Each line that follows should be printed again exactly as it stands.

[begin Data]

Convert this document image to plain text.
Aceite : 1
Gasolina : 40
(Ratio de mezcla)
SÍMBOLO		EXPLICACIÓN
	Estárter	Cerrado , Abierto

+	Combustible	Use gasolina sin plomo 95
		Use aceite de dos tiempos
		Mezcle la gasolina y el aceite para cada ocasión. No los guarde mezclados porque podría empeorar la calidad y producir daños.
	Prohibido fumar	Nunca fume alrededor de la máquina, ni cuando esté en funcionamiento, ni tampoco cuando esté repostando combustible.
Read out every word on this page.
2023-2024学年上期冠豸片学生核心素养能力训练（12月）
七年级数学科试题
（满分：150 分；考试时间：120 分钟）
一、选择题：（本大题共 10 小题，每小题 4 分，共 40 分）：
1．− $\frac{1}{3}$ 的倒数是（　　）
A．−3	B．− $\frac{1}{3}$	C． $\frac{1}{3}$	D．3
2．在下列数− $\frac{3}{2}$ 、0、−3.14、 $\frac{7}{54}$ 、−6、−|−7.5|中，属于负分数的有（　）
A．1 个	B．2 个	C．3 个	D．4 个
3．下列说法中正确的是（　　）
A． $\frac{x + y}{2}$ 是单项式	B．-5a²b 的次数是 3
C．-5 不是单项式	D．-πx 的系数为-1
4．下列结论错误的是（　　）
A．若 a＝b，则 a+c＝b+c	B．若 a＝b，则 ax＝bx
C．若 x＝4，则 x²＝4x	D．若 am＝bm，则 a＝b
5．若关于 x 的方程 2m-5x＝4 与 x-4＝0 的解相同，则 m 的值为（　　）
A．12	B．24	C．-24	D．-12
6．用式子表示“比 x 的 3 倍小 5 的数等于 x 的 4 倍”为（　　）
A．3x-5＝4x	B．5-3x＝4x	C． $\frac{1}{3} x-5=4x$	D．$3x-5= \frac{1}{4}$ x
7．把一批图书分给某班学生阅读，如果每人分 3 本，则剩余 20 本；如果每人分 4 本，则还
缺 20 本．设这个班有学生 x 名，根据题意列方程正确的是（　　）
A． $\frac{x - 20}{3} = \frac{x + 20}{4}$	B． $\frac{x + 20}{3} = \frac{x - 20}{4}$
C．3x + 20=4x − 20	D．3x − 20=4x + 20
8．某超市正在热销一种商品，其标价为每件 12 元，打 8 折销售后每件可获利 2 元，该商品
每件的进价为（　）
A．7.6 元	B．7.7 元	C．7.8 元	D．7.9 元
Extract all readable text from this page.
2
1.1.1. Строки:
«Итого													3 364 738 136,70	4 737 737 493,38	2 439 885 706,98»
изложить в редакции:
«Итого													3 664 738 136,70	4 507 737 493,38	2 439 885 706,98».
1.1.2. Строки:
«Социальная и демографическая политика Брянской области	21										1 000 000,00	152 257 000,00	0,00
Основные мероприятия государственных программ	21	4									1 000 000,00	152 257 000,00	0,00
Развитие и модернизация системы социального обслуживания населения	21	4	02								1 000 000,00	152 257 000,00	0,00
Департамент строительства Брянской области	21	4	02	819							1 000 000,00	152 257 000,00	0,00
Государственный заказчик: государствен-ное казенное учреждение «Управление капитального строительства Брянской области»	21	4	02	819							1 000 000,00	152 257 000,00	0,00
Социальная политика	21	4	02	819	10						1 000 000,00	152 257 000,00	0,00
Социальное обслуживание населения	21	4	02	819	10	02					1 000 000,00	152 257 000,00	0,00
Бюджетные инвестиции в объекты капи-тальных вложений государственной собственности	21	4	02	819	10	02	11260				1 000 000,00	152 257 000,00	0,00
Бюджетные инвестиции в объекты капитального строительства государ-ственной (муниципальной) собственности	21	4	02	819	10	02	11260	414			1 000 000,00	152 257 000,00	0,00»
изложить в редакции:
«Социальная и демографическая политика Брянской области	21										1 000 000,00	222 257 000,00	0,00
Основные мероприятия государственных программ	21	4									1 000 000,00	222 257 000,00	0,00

[end Data]

*Final result*.
Convert this document image to plain text.
Aceite : 1
Gasolina : 40
(Ratio de mezcla)
SÍMBOLO		EXPLICACIÓN
	Estárter	Cerrado , Abierto

+	Combustible	Use gasolina sin plomo 95
		Use aceite de dos tiempos
		Mezcle la gasolina y el aceite para cada ocasión. No los guarde mezclados porque podría empeorar la calidad y producir daños.
	Prohibido fumar	Nunca fume alrededor de la máquina, ni cuando esté en funcionamiento, ni tampoco cuando esté repostando combustible.
Read out every word on this page.
2023-2024学年上期冠豸片学生核心素养能力训练（12月）
七年级数学科试题
（满分：150 分；考试时间：120 分钟）
一、选择题：（本大题共 10 小题，每小题 4 分，共 40 分）：
1．− $\frac{1}{3}$ 的倒数是（　　）
A．−3	B．− $\frac{1}{3}$	C． $\frac{1}{3}$	D．3
2．在下列数− $\frac{3}{2}$ 、0、−3.14、 $\frac{7}{54}$ 、−6、−|−7.5|中，属于负分数的有（　）
A．1 个	B．2 个	C．3 个	D．4 个
3．下列说法中正确的是（　　）
A． $\frac{x + y}{2}$ 是单项式	B．-5a²b 的次数是 3
C．-5 不是单项式	D．-πx 的系数为-1
4．下列结论错误的是（　　）
A．若 a＝b，则 a+c＝b+c	B．若 a＝b，则 ax＝bx
C．若 x＝4，则 x²＝4x	D．若 am＝bm，则 a＝b
5．若关于 x 的方程 2m-5x＝4 与 x-4＝0 的解相同，则 m 的值为（　　）
A．12	B．24	C．-24	D．-12
6．用式子表示“比 x 的 3 倍小 5 的数等于 x 的 4 倍”为（　　）
A．3x-5＝4x	B．5-3x＝4x	C． $\frac{1}{3} x-5=4x$	D．$3x-5= \frac{1}{4}$ x
7．把一批图书分给某班学生阅读，如果每人分 3 本，则剩余 20 本；如果每人分 4 本，则还
缺 20 本．设这个班有学生 x 名，根据题意列方程正确的是（　　）
A． $\frac{x - 20}{3} = \frac{x + 20}{4}$	B． $\frac{x + 20}{3} = \frac{x - 20}{4}$
C．3x + 20=4x − 20	D．3x − 20=4x + 20
8．某超市正在热销一种商品，其标价为每件 12 元，打 8 折销售后每件可获利 2 元，该商品
每件的进价为（　）
A．7.6 元	B．7.7 元	C．7.8 元	D．7.9 元
Extract all readable text from this page.
2
1.1.1. Строки:
«Итого													3 364 738 136,70	4 737 737 493,38	2 439 885 706,98»
изложить в редакции:
«Итого													3 664 738 136,70	4 507 737 493,38	2 439 885 706,98».
1.1.2. Строки:
«Социальная и демографическая политика Брянской области	21										1 000 000,00	152 257 000,00	0,00
Основные мероприятия государственных программ	21	4									1 000 000,00	152 257 000,00	0,00
Развитие и модернизация системы социального обслуживания населения	21	4	02								1 000 000,00	152 257 000,00	0,00
Департамент строительства Брянской области	21	4	02	819							1 000 000,00	152 257 000,00	0,00
Государственный заказчик: государствен-ное казенное учреждение «Управление капитального строительства Брянской области»	21	4	02	819							1 000 000,00	152 257 000,00	0,00
Социальная политика	21	4	02	819	10						1 000 000,00	152 257 000,00	0,00
Социальное обслуживание населения	21	4	02	819	10	02					1 000 000,00	152 257 000,00	0,00
Бюджетные инвестиции в объекты капи-тальных вложений государственной собственности	21	4	02	819	10	02	11260				1 000 000,00	152 257 000,00	0,00
Бюджетные инвестиции в объекты капитального строительства государ-ственной (муниципальной) собственности	21	4	02	819	10	02	11260	414			1 000 000,00	152 257 000,00	0,00»
изложить в редакции:
«Социальная и демографическая политика Брянской области	21										1 000 000,00	222 257 000,00	0,00
Основные мероприятия государственных программ	21	4									1 000 000,00	222 257 000,00	0,00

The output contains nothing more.